Excerpt from a dataset
⁂
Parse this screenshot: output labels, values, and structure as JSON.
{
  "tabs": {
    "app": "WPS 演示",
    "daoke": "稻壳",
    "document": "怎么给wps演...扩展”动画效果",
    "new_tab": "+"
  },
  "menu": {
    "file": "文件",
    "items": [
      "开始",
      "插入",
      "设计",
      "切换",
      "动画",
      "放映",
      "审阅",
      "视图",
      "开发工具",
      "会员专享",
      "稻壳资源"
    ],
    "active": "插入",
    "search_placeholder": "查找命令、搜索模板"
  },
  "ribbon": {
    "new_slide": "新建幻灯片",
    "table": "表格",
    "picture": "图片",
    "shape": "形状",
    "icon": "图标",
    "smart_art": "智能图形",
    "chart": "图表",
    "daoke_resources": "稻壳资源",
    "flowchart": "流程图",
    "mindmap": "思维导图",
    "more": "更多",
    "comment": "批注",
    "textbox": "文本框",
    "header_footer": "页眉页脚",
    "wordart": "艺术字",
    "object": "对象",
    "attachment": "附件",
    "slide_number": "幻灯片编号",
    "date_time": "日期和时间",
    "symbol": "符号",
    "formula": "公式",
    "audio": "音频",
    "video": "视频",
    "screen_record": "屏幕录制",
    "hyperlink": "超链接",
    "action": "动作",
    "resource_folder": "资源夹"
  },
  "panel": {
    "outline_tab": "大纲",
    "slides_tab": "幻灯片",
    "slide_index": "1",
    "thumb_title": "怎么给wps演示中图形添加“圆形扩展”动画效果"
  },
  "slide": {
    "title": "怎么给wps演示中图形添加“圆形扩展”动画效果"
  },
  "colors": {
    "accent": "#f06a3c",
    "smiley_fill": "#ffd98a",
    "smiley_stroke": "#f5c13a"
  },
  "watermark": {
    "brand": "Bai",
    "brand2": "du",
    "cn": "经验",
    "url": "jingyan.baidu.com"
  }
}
⁂
> [Stated goal]
Find all the lines containing "动画效果" in the material, then copy them.

> [Output for this task]
    "document": "怎么给wps演...扩展”动画效果",
    "thumb_title": "怎么给wps演示中图形添加“圆形扩展”动画效果"
    "title": "怎么给wps演示中图形添加“圆形扩展”动画效果"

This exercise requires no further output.